ROWS:
====
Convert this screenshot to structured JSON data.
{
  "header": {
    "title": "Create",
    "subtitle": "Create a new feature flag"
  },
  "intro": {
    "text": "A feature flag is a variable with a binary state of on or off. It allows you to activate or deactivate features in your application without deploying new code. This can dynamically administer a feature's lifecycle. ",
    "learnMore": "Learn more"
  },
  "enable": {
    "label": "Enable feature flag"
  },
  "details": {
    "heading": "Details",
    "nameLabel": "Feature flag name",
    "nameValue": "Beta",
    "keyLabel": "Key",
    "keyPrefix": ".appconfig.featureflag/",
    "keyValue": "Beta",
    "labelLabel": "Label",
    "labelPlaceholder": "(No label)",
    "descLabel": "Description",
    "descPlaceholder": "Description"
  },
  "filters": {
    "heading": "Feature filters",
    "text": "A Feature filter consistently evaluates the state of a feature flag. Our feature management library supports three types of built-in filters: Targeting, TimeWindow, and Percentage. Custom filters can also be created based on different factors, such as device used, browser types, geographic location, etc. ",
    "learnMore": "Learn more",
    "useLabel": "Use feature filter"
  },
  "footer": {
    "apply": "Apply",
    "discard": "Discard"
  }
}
====
EXERCISE GOAL: Take every line that includes the string "learnMore" and copy it.

SOLUTION TO THE EXERCISE:
    "learnMore": "Learn more"
    "learnMore": "Learn more",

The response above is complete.